## Task description
Omit images. Retype all entries verbatim.

## Entries shown
>> Start

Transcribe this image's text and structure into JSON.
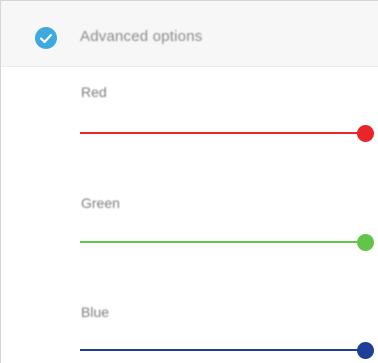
{
  "advanced": {
    "label": "Advanced options",
    "checked": true,
    "check_icon": "check-circle-icon",
    "check_color": "#3ea9df"
  },
  "sliders": [
    {
      "label": "Red",
      "value": 1.0,
      "color": "#e8262a"
    },
    {
      "label": "Green",
      "value": 1.0,
      "color": "#62c449"
    },
    {
      "label": "Blue",
      "value": 1.0,
      "color": "#1d3f95"
    }
  ]
}
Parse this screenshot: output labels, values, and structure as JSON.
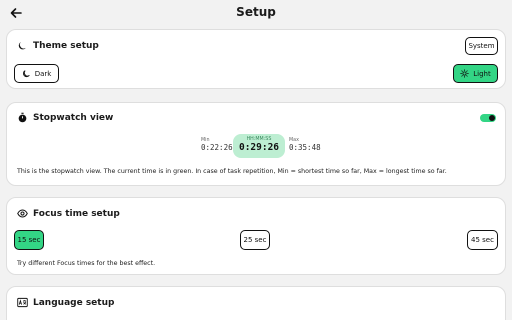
{
  "header": {
    "title": "Setup",
    "back_icon": "arrow-left-icon"
  },
  "theme_setup": {
    "title": "Theme setup",
    "icon": "moon-icon",
    "system_label": "System",
    "dark_label": "Dark",
    "light_label": "Light",
    "selected": "Light"
  },
  "stopwatch_view": {
    "title": "Stopwatch view",
    "icon": "stopwatch-icon",
    "toggle_on": true,
    "min_label": "Min",
    "min_time": "0:22:26",
    "current_label": "HH:MM:SS",
    "current_time": "0:29:26",
    "max_label": "Max",
    "max_time": "0:35:48",
    "description": "This is the stopwatch view. The current time is in green. In case of task repetition, Min = shortest time so far, Max = longest time so far."
  },
  "focus_time_setup": {
    "title": "Focus time setup",
    "icon": "eye-icon",
    "options": [
      "15 sec",
      "25 sec",
      "45 sec"
    ],
    "selected": "15 sec",
    "description": "Try different Focus times for the best effect."
  },
  "language_setup": {
    "title": "Language setup",
    "icon": "translate-icon"
  },
  "colors": {
    "accent": "#33d585",
    "current_bg": "#bdeed2",
    "background": "#f2f2f2"
  }
}
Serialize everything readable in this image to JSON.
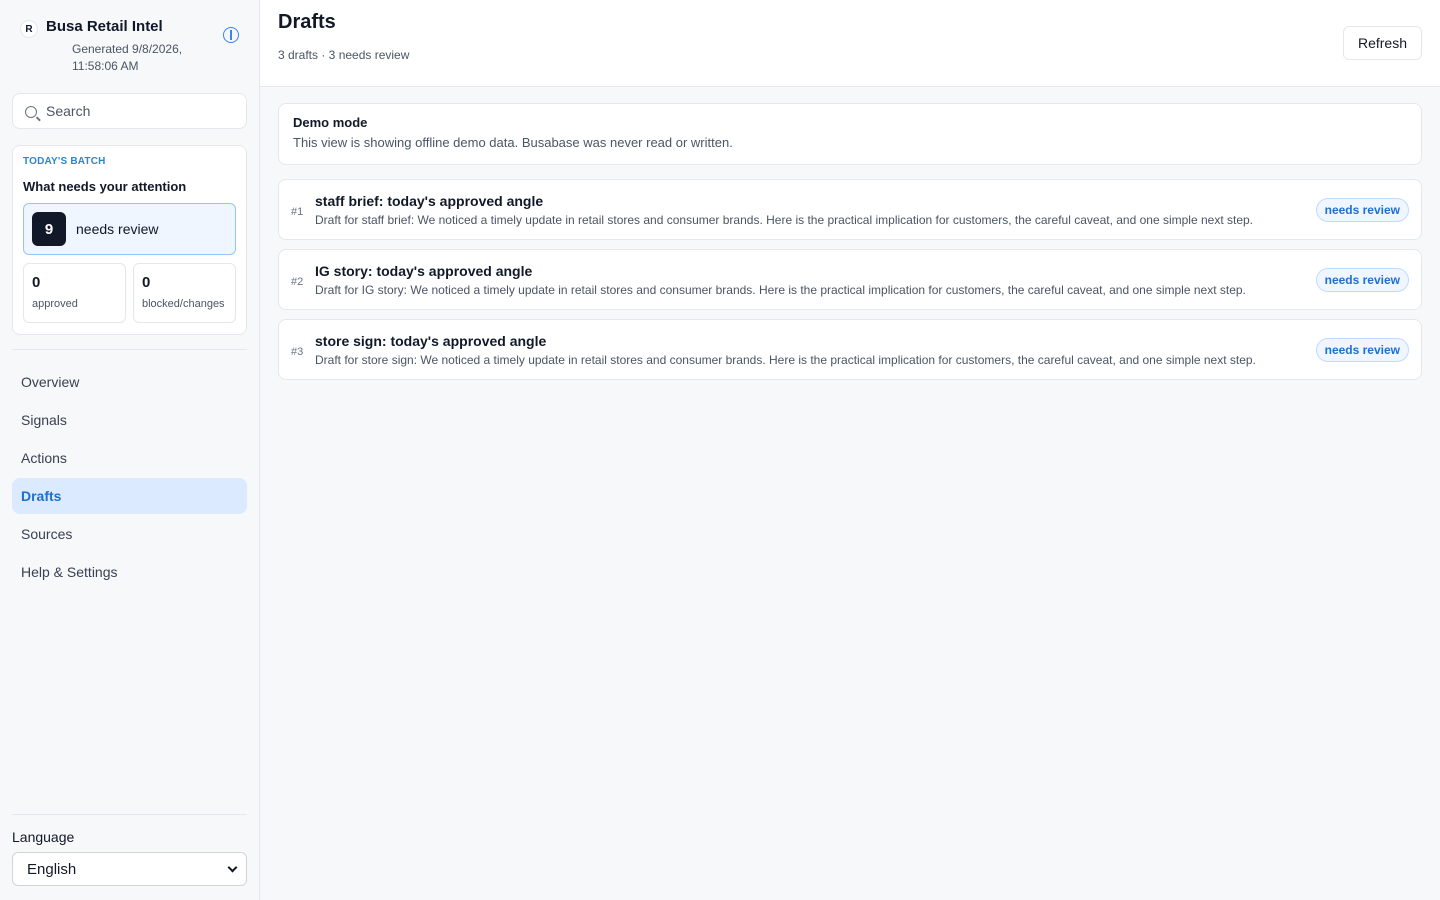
{
  "app": {
    "brand_initial": "R",
    "name": "Busa Retail Intel",
    "generated": "Generated 9/8/2026, 11:58:06 AM"
  },
  "search": {
    "placeholder": "Search"
  },
  "batch": {
    "kicker": "TODAY'S BATCH",
    "title": "What needs your attention",
    "needs_review_count": "9",
    "needs_review_label": "needs review",
    "approved_count": "0",
    "approved_label": "approved",
    "blocked_count": "0",
    "blocked_label": "blocked/changes"
  },
  "nav": {
    "items": [
      {
        "label": "Overview"
      },
      {
        "label": "Signals"
      },
      {
        "label": "Actions"
      },
      {
        "label": "Drafts"
      },
      {
        "label": "Sources"
      },
      {
        "label": "Help & Settings"
      }
    ],
    "active": "Drafts"
  },
  "language": {
    "label": "Language",
    "value": "English"
  },
  "header": {
    "title": "Drafts",
    "subtitle": "3 drafts · 3 needs review",
    "refresh_label": "Refresh"
  },
  "notice": {
    "title": "Demo mode",
    "text": "This view is showing offline demo data. Busabase was never read or written."
  },
  "drafts": [
    {
      "num": "#1",
      "title": "staff brief: today's approved angle",
      "text": "Draft for staff brief: We noticed a timely update in retail stores and consumer brands. Here is the practical implication for customers, the careful caveat, and one simple next step.",
      "status": "needs review"
    },
    {
      "num": "#2",
      "title": "IG story: today's approved angle",
      "text": "Draft for IG story: We noticed a timely update in retail stores and consumer brands. Here is the practical implication for customers, the careful caveat, and one simple next step.",
      "status": "needs review"
    },
    {
      "num": "#3",
      "title": "store sign: today's approved angle",
      "text": "Draft for store sign: We noticed a timely update in retail stores and consumer brands. Here is the practical implication for customers, the careful caveat, and one simple next step.",
      "status": "needs review"
    }
  ],
  "colors": {
    "accent": "#1e6fd0",
    "active_nav_bg": "#dbeafe",
    "kicker": "#2b87c9"
  }
}
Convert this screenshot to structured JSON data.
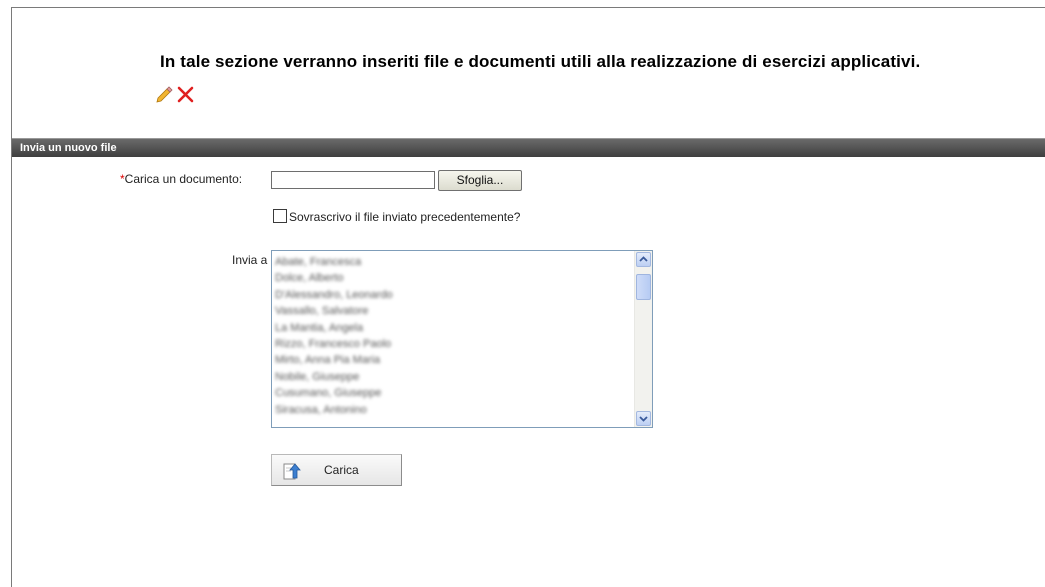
{
  "intro": {
    "text": "In tale sezione verranno inseriti file e documenti utili alla realizzazione di esercizi applicativi."
  },
  "tools": {
    "edit_icon": "pencil-icon",
    "delete_icon": "delete-x-icon",
    "delete_color": "#e02020"
  },
  "section": {
    "header": "Invia un nuovo file"
  },
  "form": {
    "required_marker": "*",
    "upload_label": "Carica un documento:",
    "file_value": "",
    "browse_label": "Sfoglia...",
    "overwrite_label": "Sovrascrivo il file inviato precedentemente?",
    "overwrite_checked": false,
    "send_to_label": "Invia a",
    "recipients": [
      "Abate, Francesca",
      "Dolce, Alberto",
      "D'Alessandro, Leonardo",
      "Vassallo, Salvatore",
      "La Mantia, Angela",
      "Rizzo, Francesco Paolo",
      "Mirto, Anna Pia Maria",
      "Nobile, Giuseppe",
      "Cusumano, Giuseppe",
      "Siracusa, Antonino"
    ],
    "submit_label": "Carica",
    "submit_icon": "upload-arrow-icon"
  },
  "colors": {
    "header_bar": "#4a4a4a",
    "required": "#dd0000",
    "listbox_border": "#7f9db9"
  }
}
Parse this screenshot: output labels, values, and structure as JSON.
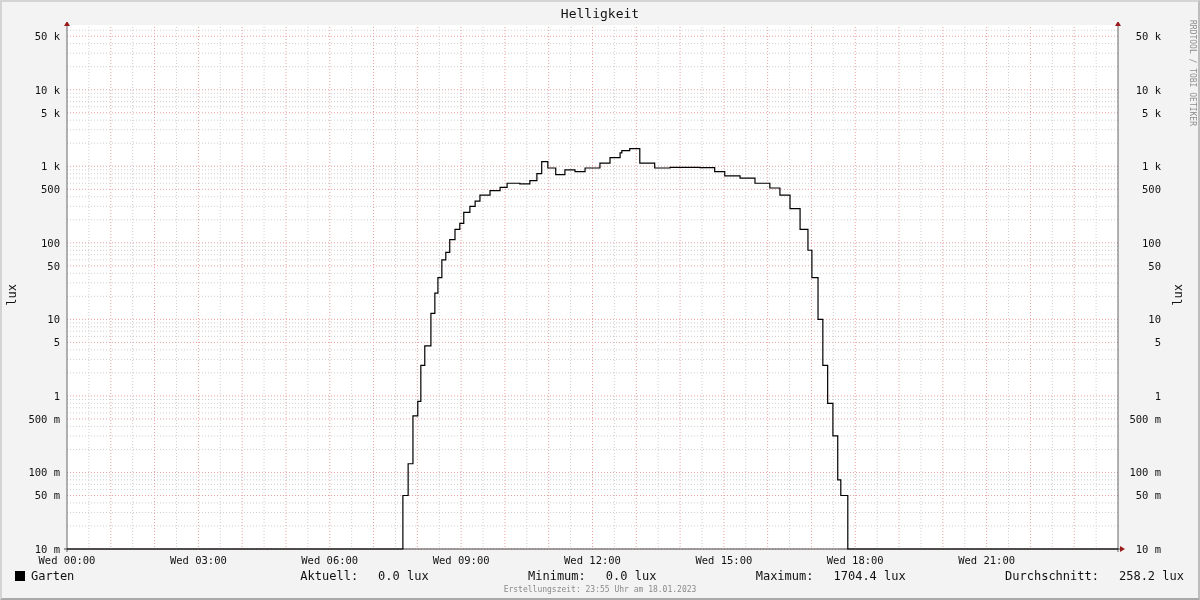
{
  "title": "Helligkeit",
  "plot": {
    "ylabel": "lux",
    "y_tick_labels": [
      "50 k",
      "10 k",
      "5 k",
      "1 k",
      "500",
      "100",
      "50",
      "10",
      "5",
      "1",
      "500 m",
      "100 m",
      "50 m",
      "10 m"
    ],
    "x_tick_labels": [
      "Wed 00:00",
      "Wed 03:00",
      "Wed 06:00",
      "Wed 09:00",
      "Wed 12:00",
      "Wed 15:00",
      "Wed 18:00",
      "Wed 21:00"
    ]
  },
  "right_axis": {
    "label": "lux",
    "tick_labels": [
      "50 k",
      "10 k",
      "5 k",
      "1 k",
      "500",
      "100",
      "50",
      "10",
      "5",
      "1",
      "500 m",
      "100 m",
      "50 m",
      "10 m"
    ]
  },
  "credit": "RRDTOOL / TOBI OETIKER",
  "legend": {
    "name": "Garten",
    "color": "#000000",
    "stats": [
      {
        "label": "Aktuell:",
        "value": "0.0 lux"
      },
      {
        "label": "Minimum:",
        "value": "0.0 lux"
      },
      {
        "label": "Maximum:",
        "value": "1704.4 lux"
      },
      {
        "label": "Durchschnitt:",
        "value": "258.2 lux"
      }
    ]
  },
  "footer": "Erstellungszeit: 23:55 Uhr am 18.01.2023"
}
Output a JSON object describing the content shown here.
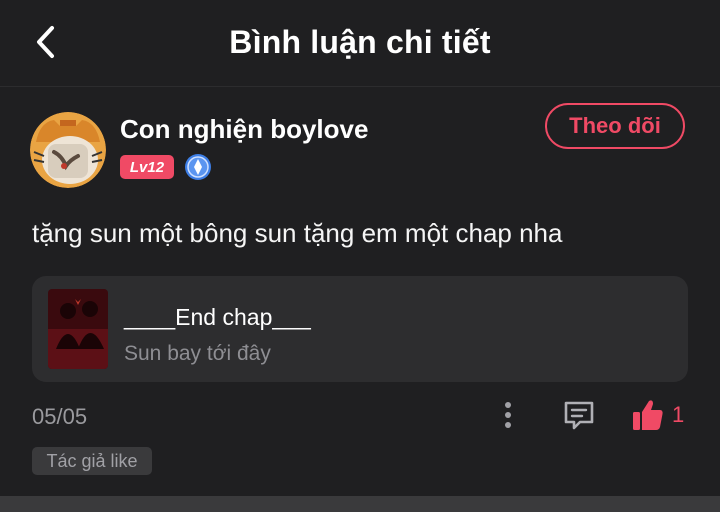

>> End

## Result of the task
Transcribe this image's text and structure into JSON.
{
  "advanced": {
    "label": "Advanced options",
    "checked": true,
    "check_icon": "check-circle-icon",
    "check_color": "#3ea9df"
  },
  "sliders": [
    {
      "label": "Red",
      "value": 1.0,
      "color": "#e8262a"
    },
    {
      "label": "Green",
      "value": 1.0,
      "color": "#62c449"
    },
    {
      "label": "Blue",
      "value": 1.0,
      "color": "#1d3f95"
    }
  ]
}
Parse this screenshot: output labels, values, and structure as JSON.
{
  "header": {
    "title": "Setup",
    "back_icon": "arrow-left-icon"
  },
  "theme_setup": {
    "title": "Theme setup",
    "icon": "moon-icon",
    "system_label": "System",
    "dark_label": "Dark",
    "light_label": "Light",
    "selected": "Light"
  },
  "stopwatch_view": {
    "title": "Stopwatch view",
    "icon": "stopwatch-icon",
    "toggle_on": true,
    "min_label": "Min",
    "min_time": "0:22:26",
    "current_label": "HH:MM:SS",
    "current_time": "0:29:26",
    "max_label": "Max",
    "max_time": "0:35:48",
    "description": "This is the stopwatch view. The current time is in green. In case of task repetition, Min = shortest time so far, Max = longest time so far."
  },
  "focus_time_setup": {
    "title": "Focus time setup",
    "icon": "eye-icon",
    "options": [
      "15 sec",
      "25 sec",
      "45 sec"
    ],
    "selected": "15 sec",
    "description": "Try different Focus times for the best effect."
  },
  "language_setup": {
    "title": "Language setup",
    "icon": "translate-icon"
  },
  "colors": {
    "accent": "#33d585",
    "current_bg": "#bdeed2",
    "background": "#f2f2f2"
  }
}
Serialize everything readable in this image to JSON.
{
  "app": {
    "brand_initial": "R",
    "name": "Busa Retail Intel",
    "generated": "Generated 9/8/2026, 11:58:06 AM"
  },
  "search": {
    "placeholder": "Search"
  },
  "batch": {
    "kicker": "TODAY'S BATCH",
    "title": "What needs your attention",
    "needs_review_count": "9",
    "needs_review_label": "needs review",
    "approved_count": "0",
    "approved_label": "approved",
    "blocked_count": "0",
    "blocked_label": "blocked/changes"
  },
  "nav": {
    "items": [
      {
        "label": "Overview"
      },
      {
        "label": "Signals"
      },
      {
        "label": "Actions"
      },
      {
        "label": "Drafts"
      },
      {
        "label": "Sources"
      },
      {
        "label": "Help & Settings"
      }
    ],
    "active": "Drafts"
  },
  "language": {
    "label": "Language",
    "value": "English"
  },
  "header": {
    "title": "Drafts",
    "subtitle": "3 drafts · 3 needs review",
    "refresh_label": "Refresh"
  },
  "notice": {
    "title": "Demo mode",
    "text": "This view is showing offline demo data. Busabase was never read or written."
  },
  "drafts": [
    {
      "num": "#1",
      "title": "staff brief: today's approved angle",
      "text": "Draft for staff brief: We noticed a timely update in retail stores and consumer brands. Here is the practical implication for customers, the careful caveat, and one simple next step.",
      "status": "needs review"
    },
    {
      "num": "#2",
      "title": "IG story: today's approved angle",
      "text": "Draft for IG story: We noticed a timely update in retail stores and consumer brands. Here is the practical implication for customers, the careful caveat, and one simple next step.",
      "status": "needs review"
    },
    {
      "num": "#3",
      "title": "store sign: today's approved angle",
      "text": "Draft for store sign: We noticed a timely update in retail stores and consumer brands. Here is the practical implication for customers, the careful caveat, and one simple next step.",
      "status": "needs review"
    }
  ],
  "colors": {
    "accent": "#1e6fd0",
    "active_nav_bg": "#dbeafe",
    "kicker": "#2b87c9"
  }
}
Convert this screenshot to structured JSON data.
{
  "intro": {
    "text": "In tale sezione verranno inseriti file e documenti utili alla realizzazione di esercizi applicativi."
  },
  "tools": {
    "edit_icon": "pencil-icon",
    "delete_icon": "delete-x-icon",
    "delete_color": "#e02020"
  },
  "section": {
    "header": "Invia un nuovo file"
  },
  "form": {
    "required_marker": "*",
    "upload_label": "Carica un documento:",
    "file_value": "",
    "browse_label": "Sfoglia...",
    "overwrite_label": "Sovrascrivo il file inviato precedentemente?",
    "overwrite_checked": false,
    "send_to_label": "Invia a",
    "recipients": [
      "Abate, Francesca",
      "Dolce, Alberto",
      "D'Alessandro, Leonardo",
      "Vassallo, Salvatore",
      "La Mantia, Angela",
      "Rizzo, Francesco Paolo",
      "Mirto, Anna Pia Maria",
      "Nobile, Giuseppe",
      "Cusumano, Giuseppe",
      "Siracusa, Antonino"
    ],
    "submit_label": "Carica",
    "submit_icon": "upload-arrow-icon"
  },
  "colors": {
    "header_bar": "#4a4a4a",
    "required": "#dd0000",
    "listbox_border": "#7f9db9"
  }
}
Parse this screenshot: output labels, values, and structure as JSON.
{
  "title": "Helligkeit",
  "plot": {
    "ylabel": "lux",
    "y_tick_labels": [
      "50 k",
      "10 k",
      "5 k",
      "1 k",
      "500",
      "100",
      "50",
      "10",
      "5",
      "1",
      "500 m",
      "100 m",
      "50 m",
      "10 m"
    ],
    "x_tick_labels": [
      "Wed 00:00",
      "Wed 03:00",
      "Wed 06:00",
      "Wed 09:00",
      "Wed 12:00",
      "Wed 15:00",
      "Wed 18:00",
      "Wed 21:00"
    ]
  },
  "right_axis": {
    "label": "lux",
    "tick_labels": [
      "50 k",
      "10 k",
      "5 k",
      "1 k",
      "500",
      "100",
      "50",
      "10",
      "5",
      "1",
      "500 m",
      "100 m",
      "50 m",
      "10 m"
    ]
  },
  "credit": "RRDTOOL / TOBI OETIKER",
  "legend": {
    "name": "Garten",
    "color": "#000000",
    "stats": [
      {
        "label": "Aktuell:",
        "value": "0.0 lux"
      },
      {
        "label": "Minimum:",
        "value": "0.0 lux"
      },
      {
        "label": "Maximum:",
        "value": "1704.4 lux"
      },
      {
        "label": "Durchschnitt:",
        "value": "258.2 lux"
      }
    ]
  },
  "footer": "Erstellungszeit: 23:55 Uhr am 18.01.2023"
}
Output a JSON object describing the content shown here.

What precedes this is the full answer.